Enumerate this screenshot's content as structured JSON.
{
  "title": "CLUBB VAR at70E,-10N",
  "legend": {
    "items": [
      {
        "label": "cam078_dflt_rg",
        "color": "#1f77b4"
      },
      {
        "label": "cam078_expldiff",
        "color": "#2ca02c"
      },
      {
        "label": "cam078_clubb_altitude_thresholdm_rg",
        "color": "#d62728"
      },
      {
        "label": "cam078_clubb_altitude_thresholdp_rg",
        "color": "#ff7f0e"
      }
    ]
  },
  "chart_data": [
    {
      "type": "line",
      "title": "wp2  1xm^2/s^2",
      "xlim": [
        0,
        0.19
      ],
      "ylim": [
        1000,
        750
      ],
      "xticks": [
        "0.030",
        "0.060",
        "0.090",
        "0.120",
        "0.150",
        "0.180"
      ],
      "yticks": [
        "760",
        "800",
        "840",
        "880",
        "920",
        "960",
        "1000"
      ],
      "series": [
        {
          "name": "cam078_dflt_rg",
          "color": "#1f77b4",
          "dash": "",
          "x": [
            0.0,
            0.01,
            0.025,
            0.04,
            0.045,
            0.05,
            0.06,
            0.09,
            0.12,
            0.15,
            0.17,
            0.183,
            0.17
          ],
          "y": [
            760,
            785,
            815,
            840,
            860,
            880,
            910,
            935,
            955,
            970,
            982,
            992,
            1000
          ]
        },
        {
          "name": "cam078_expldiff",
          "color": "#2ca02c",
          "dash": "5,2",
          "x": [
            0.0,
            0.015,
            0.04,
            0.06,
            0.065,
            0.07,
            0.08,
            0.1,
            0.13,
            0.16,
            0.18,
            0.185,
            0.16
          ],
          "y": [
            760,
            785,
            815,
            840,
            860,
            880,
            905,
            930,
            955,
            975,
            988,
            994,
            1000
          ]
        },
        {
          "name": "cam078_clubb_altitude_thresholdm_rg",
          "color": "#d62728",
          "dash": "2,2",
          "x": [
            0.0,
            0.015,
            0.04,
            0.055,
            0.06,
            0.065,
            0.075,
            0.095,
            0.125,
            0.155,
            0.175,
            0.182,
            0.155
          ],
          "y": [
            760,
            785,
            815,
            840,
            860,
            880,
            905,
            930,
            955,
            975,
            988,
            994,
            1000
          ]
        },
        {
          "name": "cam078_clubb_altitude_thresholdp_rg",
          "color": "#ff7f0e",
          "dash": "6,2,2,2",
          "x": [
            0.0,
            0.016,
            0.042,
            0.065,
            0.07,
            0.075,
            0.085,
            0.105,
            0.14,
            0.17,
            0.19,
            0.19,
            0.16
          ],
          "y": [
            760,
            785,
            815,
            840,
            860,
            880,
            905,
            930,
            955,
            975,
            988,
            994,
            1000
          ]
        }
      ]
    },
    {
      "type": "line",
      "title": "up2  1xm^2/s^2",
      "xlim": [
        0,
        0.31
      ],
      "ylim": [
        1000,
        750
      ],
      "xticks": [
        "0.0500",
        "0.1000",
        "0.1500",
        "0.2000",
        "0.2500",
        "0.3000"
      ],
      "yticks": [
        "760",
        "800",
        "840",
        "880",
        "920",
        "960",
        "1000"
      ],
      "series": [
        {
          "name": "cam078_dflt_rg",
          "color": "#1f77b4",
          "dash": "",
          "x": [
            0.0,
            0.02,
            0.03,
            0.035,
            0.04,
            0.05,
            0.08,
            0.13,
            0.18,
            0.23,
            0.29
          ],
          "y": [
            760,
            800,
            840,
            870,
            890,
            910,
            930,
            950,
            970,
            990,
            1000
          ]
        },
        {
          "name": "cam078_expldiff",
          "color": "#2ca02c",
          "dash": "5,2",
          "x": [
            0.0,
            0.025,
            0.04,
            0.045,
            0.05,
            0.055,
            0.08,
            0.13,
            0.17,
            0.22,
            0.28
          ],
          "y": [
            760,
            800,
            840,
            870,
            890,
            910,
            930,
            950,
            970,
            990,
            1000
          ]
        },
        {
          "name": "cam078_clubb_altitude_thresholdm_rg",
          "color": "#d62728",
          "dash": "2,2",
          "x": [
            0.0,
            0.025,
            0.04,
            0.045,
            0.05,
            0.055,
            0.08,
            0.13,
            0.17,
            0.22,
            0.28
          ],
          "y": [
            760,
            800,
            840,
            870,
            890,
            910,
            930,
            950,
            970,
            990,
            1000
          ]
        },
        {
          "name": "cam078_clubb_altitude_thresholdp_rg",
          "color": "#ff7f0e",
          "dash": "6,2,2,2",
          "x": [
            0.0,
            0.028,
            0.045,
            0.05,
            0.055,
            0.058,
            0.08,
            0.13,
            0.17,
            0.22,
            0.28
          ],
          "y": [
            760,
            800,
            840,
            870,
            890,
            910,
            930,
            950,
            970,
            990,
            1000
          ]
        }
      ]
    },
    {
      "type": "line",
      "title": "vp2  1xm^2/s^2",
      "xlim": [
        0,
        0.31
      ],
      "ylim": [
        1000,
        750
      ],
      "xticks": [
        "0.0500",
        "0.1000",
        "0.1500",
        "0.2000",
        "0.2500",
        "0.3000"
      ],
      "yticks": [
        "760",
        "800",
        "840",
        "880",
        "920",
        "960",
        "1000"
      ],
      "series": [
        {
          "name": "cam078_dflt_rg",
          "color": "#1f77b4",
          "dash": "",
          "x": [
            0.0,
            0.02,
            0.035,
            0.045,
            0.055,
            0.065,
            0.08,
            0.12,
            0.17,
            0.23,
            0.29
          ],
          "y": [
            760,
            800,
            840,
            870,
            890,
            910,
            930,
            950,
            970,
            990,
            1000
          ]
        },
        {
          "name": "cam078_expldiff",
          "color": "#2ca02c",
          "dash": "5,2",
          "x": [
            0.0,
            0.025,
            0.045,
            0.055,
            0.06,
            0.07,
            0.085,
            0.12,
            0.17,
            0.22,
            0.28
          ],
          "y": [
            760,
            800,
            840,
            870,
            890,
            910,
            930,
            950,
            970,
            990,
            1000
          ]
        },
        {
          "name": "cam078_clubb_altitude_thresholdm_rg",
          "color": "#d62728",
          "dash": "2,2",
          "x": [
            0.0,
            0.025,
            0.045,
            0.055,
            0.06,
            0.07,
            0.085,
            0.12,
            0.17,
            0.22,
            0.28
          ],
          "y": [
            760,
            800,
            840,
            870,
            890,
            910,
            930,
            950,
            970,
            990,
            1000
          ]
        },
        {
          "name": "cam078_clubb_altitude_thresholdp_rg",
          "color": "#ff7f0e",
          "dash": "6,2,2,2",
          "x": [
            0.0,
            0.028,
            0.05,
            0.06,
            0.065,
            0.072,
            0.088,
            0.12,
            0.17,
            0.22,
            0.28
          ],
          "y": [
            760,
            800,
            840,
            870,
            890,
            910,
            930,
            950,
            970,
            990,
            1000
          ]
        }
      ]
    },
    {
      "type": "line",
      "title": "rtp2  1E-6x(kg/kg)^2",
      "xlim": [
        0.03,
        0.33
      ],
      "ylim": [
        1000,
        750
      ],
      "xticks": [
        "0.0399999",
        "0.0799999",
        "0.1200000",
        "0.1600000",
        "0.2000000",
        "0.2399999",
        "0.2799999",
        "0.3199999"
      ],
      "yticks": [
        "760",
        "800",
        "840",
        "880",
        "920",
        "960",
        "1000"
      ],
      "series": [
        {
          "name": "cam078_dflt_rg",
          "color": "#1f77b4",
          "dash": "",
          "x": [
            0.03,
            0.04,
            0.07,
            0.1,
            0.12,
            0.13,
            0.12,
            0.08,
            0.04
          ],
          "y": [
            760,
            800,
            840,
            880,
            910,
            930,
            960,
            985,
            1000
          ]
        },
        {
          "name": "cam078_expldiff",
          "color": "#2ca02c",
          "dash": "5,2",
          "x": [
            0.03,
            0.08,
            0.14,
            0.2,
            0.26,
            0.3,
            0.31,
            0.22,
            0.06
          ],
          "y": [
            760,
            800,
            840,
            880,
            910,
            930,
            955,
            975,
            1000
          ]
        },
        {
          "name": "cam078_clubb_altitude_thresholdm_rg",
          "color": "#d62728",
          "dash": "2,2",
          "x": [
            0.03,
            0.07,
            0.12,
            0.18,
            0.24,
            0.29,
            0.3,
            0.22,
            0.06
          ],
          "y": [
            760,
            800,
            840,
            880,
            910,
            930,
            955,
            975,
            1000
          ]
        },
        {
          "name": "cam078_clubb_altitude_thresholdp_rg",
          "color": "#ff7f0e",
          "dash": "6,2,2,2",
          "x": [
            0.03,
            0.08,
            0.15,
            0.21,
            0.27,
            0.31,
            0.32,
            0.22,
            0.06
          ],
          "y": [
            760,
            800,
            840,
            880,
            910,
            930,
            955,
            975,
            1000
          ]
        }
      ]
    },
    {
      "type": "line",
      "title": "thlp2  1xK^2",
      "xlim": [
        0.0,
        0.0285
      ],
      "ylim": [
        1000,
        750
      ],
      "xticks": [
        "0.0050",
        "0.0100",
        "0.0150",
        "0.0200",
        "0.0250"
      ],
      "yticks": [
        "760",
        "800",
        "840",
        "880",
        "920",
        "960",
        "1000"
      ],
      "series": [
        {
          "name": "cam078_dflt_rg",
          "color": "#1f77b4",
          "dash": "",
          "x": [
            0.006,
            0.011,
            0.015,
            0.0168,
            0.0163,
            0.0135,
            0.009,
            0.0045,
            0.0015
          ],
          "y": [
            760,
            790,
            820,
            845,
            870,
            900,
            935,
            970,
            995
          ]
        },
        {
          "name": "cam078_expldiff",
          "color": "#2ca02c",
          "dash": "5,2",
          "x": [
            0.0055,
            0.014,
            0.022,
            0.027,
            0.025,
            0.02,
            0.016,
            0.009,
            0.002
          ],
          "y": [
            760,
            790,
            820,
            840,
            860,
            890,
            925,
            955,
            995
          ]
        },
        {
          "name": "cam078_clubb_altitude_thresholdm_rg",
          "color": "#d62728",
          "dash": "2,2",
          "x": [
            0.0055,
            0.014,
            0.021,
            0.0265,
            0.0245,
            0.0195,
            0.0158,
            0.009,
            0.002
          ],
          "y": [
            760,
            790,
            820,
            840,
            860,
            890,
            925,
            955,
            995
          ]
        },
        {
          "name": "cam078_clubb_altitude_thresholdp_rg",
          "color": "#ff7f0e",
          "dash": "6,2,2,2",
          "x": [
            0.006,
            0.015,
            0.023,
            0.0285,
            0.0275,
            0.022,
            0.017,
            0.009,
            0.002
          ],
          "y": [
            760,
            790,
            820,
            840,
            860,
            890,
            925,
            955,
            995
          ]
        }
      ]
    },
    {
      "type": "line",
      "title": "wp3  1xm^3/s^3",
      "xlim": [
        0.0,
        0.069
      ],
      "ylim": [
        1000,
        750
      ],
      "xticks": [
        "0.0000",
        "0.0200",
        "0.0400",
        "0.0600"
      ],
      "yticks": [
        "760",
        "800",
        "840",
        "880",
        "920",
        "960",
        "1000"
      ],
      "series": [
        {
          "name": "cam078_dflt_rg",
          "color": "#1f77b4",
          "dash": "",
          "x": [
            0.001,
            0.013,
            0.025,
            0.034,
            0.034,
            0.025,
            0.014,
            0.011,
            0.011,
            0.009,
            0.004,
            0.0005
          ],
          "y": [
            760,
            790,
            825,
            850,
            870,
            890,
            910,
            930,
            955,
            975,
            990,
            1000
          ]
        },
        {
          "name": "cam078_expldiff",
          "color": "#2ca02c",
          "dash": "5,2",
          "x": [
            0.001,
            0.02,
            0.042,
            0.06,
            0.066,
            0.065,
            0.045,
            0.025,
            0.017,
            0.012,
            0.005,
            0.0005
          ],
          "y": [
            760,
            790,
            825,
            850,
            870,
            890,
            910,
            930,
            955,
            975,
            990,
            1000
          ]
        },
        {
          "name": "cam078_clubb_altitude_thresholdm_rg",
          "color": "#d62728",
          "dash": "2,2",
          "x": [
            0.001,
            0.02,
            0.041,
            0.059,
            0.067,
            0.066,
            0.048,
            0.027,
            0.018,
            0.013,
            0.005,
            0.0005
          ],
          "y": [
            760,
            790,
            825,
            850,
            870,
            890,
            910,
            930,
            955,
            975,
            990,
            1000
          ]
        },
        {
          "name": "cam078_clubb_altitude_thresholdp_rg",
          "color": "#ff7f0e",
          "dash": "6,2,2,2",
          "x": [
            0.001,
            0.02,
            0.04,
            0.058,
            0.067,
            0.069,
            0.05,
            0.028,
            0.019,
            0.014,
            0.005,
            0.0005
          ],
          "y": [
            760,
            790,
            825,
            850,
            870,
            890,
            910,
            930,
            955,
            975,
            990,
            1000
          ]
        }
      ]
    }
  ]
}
--
> WRITTEN TASK
Review the material and copy each line in which the word "label" appears.

> EXERCISE SOLUTION
        "label": "cam078_dflt_rg",
        "label": "cam078_expldiff",
        "label": "cam078_clubb_altitude_thresholdm_rg",
        "label": "cam078_clubb_altitude_thresholdp_rg",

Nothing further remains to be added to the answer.